### Work instruction
Every entry must be transcribed exactly. Pictures are not part of the copy.

### Records supplied
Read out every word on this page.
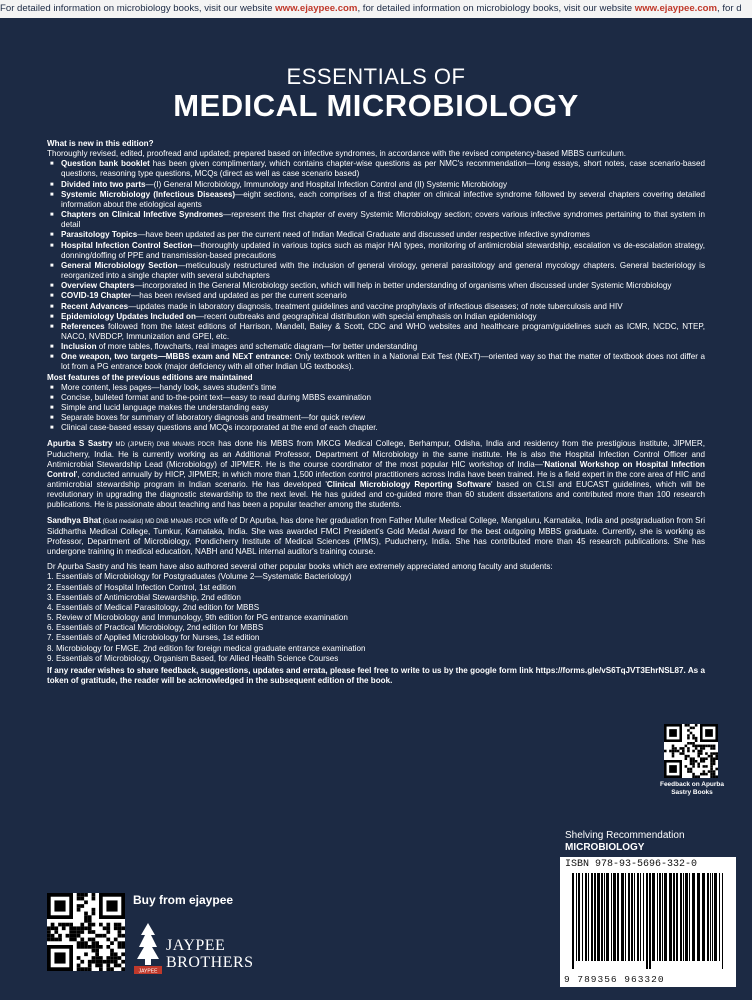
For detailed information on microbiology books, visit our website www.ejaypee.com, for detailed information on microbiology books, visit our website www.ejaypee.com, for d
ESSENTIALS OF
MEDICAL MICROBIOLOGY

What is new in this edition?

Thoroughly revised, edited, proofread and updated; prepared based on infective syndromes, in accordance with the revised competency-based MBBS curriculum.

■ Question bank booklet has been given complimentary, which contains chapter-wise questions as per NMC's recommendation—long essays, short notes, case scenario-based questions, reasoning type questions, MCQs (direct as well as case scenario based)
■ Divided into two parts—(I) General Microbiology, Immunology and Hospital Infection Control and (II) Systemic Microbiology
■ Systemic Microbiology (Infectious Diseases)—eight sections, each comprises of a first chapter on clinical infective syndrome followed by several chapters covering detailed information about the etiological agents
■ Chapters on Clinical Infective Syndromes—represent the first chapter of every Systemic Microbiology section; covers various infective syndromes pertaining to that system in detail
■ Parasitology Topics—have been updated as per the current need of Indian Medical Graduate and discussed under respective infective syndromes
■ Hospital Infection Control Section—thoroughly updated in various topics such as major HAI types, monitoring of antimicrobial stewardship, escalation vs de-escalation strategy, donning/doffing of PPE and transmission-based precautions
■ General Microbiology Section—meticulously restructured with the inclusion of general virology, general parasitology and general mycology chapters. General bacteriology is reorganized into a single chapter with several subchapters
■ Overview Chapters—incorporated in the General Microbiology section, which will help in better understanding of organisms when discussed under Systemic Microbiology
■ COVID-19 Chapter—has been revised and updated as per the current scenario
■ Recent Advances—updates made in laboratory diagnosis, treatment guidelines and vaccine prophylaxis of infectious diseases; of note tuberculosis and HIV
■ Epidemiology Updates Included on—recent outbreaks and geographical distribution with special emphasis on Indian epidemiology
■ References followed from the latest editions of Harrison, Mandell, Bailey & Scott, CDC and WHO websites and healthcare program/guidelines such as ICMR, NCDC, NTEP, NACO, NVBDCP, Immunization and GPEI, etc.
■ Inclusion of more tables, flowcharts, real images and schematic diagram—for better understanding
■ One weapon, two targets—MBBS exam and NExT entrance: Only textbook written in a National Exit Test (NExT)—oriented way so that the matter of textbook does not differ a lot from a PG entrance book (major deficiency with all other Indian UG textbooks).

Most features of the previous editions are maintained

■ More content, less pages—handy look, saves student's time
■ Concise, bulleted format and to-the-point text—easy to read during MBBS examination
■ Simple and lucid language makes the understanding easy
■ Separate boxes for summary of laboratory diagnosis and treatment—for quick review
■ Clinical case-based essay questions and MCQs incorporated at the end of each chapter.

Apurba S Sastry MD (JIPMER) DNB MNAMS PDCR has done his MBBS from MKCG Medical College, Berhampur, Odisha, India and residency from the prestigious institute, JIPMER, Puducherry, India. He is currently working as an Additional Professor, Department of Microbiology in the same institute. He is also the Hospital Infection Control Officer and Antimicrobial Stewardship Lead (Microbiology) of JIPMER. He is the course coordinator of the most popular HIC workshop of India—'National Workshop on Hospital Infection Control', conducted annually by HICP, JIPMER; in which more than 1,500 infection control practitioners across India have been trained. He is a field expert in the core area of HIC and antimicrobial stewardship program in Indian scenario. He has developed 'Clinical Microbiology Reporting Software' based on CLSI and EUCAST guidelines, which will be revolutionary in upgrading the diagnostic stewardship to the next level. He has guided and co-guided more than 60 student dissertations and contributed more than 100 research publications. He is passionate about teaching and has been a popular teacher among the students.

Sandhya Bhat (Gold medalist) MD DNB MNAMS PDCR wife of Dr Apurba, has done her graduation from Father Muller Medical College, Mangaluru, Karnataka, India and postgraduation from Sri Siddhartha Medical College, Tumkur, Karnataka, India. She was awarded FMCI President's Gold Medal Award for the best outgoing MBBS graduate. Currently, she is working as Professor, Department of Microbiology, Pondicherry Institute of Medical Sciences (PIMS), Puducherry, India. She has contributed more than 45 research publications. She has undergone training in medical education, NABH and NABL internal auditor's training course.

Dr Apurba Sastry and his team have also authored several other popular books which are extremely appreciated among faculty and students:

1. Essentials of Microbiology for Postgraduates (Volume 2—Systematic Bacteriology)
2. Essentials of Hospital Infection Control, 1st edition
3. Essentials of Antimicrobial Stewardship, 2nd edition
4. Essentials of Medical Parasitology, 2nd edition for MBBS
5. Review of Microbiology and Immunology, 9th edition for PG entrance examination
6. Essentials of Practical Microbiology, 2nd edition for MBBS
7. Essentials of Applied Microbiology for Nurses, 1st edition
8. Microbiology for FMGE, 2nd edition for foreign medical graduate entrance examination
9. Essentials of Microbiology, Organism Based, for Allied Health Science Courses

If any reader wishes to share feedback, suggestions, updates and errata, please feel free to write to us by the google form link https://forms.gle/vS6TqJVT3EhrNSL87. As a token of gratitude, the reader will be acknowledged in the subsequent edition of the book.

Feedback on Apurba Sastry Books
Shelving Recommendation
MICROBIOLOGY
ISBN 978-93-5696-332-0
9 789356 963320
Buy from ejaypee
JAYPEE
JAYPEE
BROTHERS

### Result for this task
Read out every word on this page.
For detailed information on microbiology books, visit our website www.ejaypee.com, for detailed information on microbiology books, visit our website www.ejaypee.com, for d
ESSENTIALS OF
MEDICAL MICROBIOLOGY

What is new in this edition?

Thoroughly revised, edited, proofread and updated; prepared based on infective syndromes, in accordance with the revised competency-based MBBS curriculum.

■ Question bank booklet has been given complimentary, which contains chapter-wise questions as per NMC's recommendation—long essays, short notes, case scenario-based questions, reasoning type questions, MCQs (direct as well as case scenario based)
■ Divided into two parts—(I) General Microbiology, Immunology and Hospital Infection Control and (II) Systemic Microbiology
■ Systemic Microbiology (Infectious Diseases)—eight sections, each comprises of a first chapter on clinical infective syndrome followed by several chapters covering detailed information about the etiological agents
■ Chapters on Clinical Infective Syndromes—represent the first chapter of every Systemic Microbiology section; covers various infective syndromes pertaining to that system in detail
■ Parasitology Topics—have been updated as per the current need of Indian Medical Graduate and discussed under respective infective syndromes
■ Hospital Infection Control Section—thoroughly updated in various topics such as major HAI types, monitoring of antimicrobial stewardship, escalation vs de-escalation strategy, donning/doffing of PPE and transmission-based precautions
■ General Microbiology Section—meticulously restructured with the inclusion of general virology, general parasitology and general mycology chapters. General bacteriology is reorganized into a single chapter with several subchapters
■ Overview Chapters—incorporated in the General Microbiology section, which will help in better understanding of organisms when discussed under Systemic Microbiology
■ COVID-19 Chapter—has been revised and updated as per the current scenario
■ Recent Advances—updates made in laboratory diagnosis, treatment guidelines and vaccine prophylaxis of infectious diseases; of note tuberculosis and HIV
■ Epidemiology Updates Included on—recent outbreaks and geographical distribution with special emphasis on Indian epidemiology
■ References followed from the latest editions of Harrison, Mandell, Bailey & Scott, CDC and WHO websites and healthcare program/guidelines such as ICMR, NCDC, NTEP, NACO, NVBDCP, Immunization and GPEI, etc.
■ Inclusion of more tables, flowcharts, real images and schematic diagram—for better understanding
■ One weapon, two targets—MBBS exam and NExT entrance: Only textbook written in a National Exit Test (NExT)—oriented way so that the matter of textbook does not differ a lot from a PG entrance book (major deficiency with all other Indian UG textbooks).

Most features of the previous editions are maintained

■ More content, less pages—handy look, saves student's time
■ Concise, bulleted format and to-the-point text—easy to read during MBBS examination
■ Simple and lucid language makes the understanding easy
■ Separate boxes for summary of laboratory diagnosis and treatment—for quick review
■ Clinical case-based essay questions and MCQs incorporated at the end of each chapter.

Apurba S Sastry MD (JIPMER) DNB MNAMS PDCR has done his MBBS from MKCG Medical College, Berhampur, Odisha, India and residency from the prestigious institute, JIPMER, Puducherry, India. He is currently working as an Additional Professor, Department of Microbiology in the same institute. He is also the Hospital Infection Control Officer and Antimicrobial Stewardship Lead (Microbiology) of JIPMER. He is the course coordinator of the most popular HIC workshop of India—'National Workshop on Hospital Infection Control', conducted annually by HICP, JIPMER; in which more than 1,500 infection control practitioners across India have been trained. He is a field expert in the core area of HIC and antimicrobial stewardship program in Indian scenario. He has developed 'Clinical Microbiology Reporting Software' based on CLSI and EUCAST guidelines, which will be revolutionary in upgrading the diagnostic stewardship to the next level. He has guided and co-guided more than 60 student dissertations and contributed more than 100 research publications. He is passionate about teaching and has been a popular teacher among the students.

Sandhya Bhat (Gold medalist) MD DNB MNAMS PDCR wife of Dr Apurba, has done her graduation from Father Muller Medical College, Mangaluru, Karnataka, India and postgraduation from Sri Siddhartha Medical College, Tumkur, Karnataka, India. She was awarded FMCI President's Gold Medal Award for the best outgoing MBBS graduate. Currently, she is working as Professor, Department of Microbiology, Pondicherry Institute of Medical Sciences (PIMS), Puducherry, India. She has contributed more than 45 research publications. She has undergone training in medical education, NABH and NABL internal auditor's training course.

Dr Apurba Sastry and his team have also authored several other popular books which are extremely appreciated among faculty and students:

1. Essentials of Microbiology for Postgraduates (Volume 2—Systematic Bacteriology)
2. Essentials of Hospital Infection Control, 1st edition
3. Essentials of Antimicrobial Stewardship, 2nd edition
4. Essentials of Medical Parasitology, 2nd edition for MBBS
5. Review of Microbiology and Immunology, 9th edition for PG entrance examination
6. Essentials of Practical Microbiology, 2nd edition for MBBS
7. Essentials of Applied Microbiology for Nurses, 1st edition
8. Microbiology for FMGE, 2nd edition for foreign medical graduate entrance examination
9. Essentials of Microbiology, Organism Based, for Allied Health Science Courses

If any reader wishes to share feedback, suggestions, updates and errata, please feel free to write to us by the google form link https://forms.gle/vS6TqJVT3EhrNSL87. As a token of gratitude, the reader will be acknowledged in the subsequent edition of the book.

Feedback on Apurba Sastry Books
Shelving Recommendation
MICROBIOLOGY
ISBN 978-93-5696-332-0
9 789356 963320
Buy from ejaypee
JAYPEE
JAYPEE
BROTHERS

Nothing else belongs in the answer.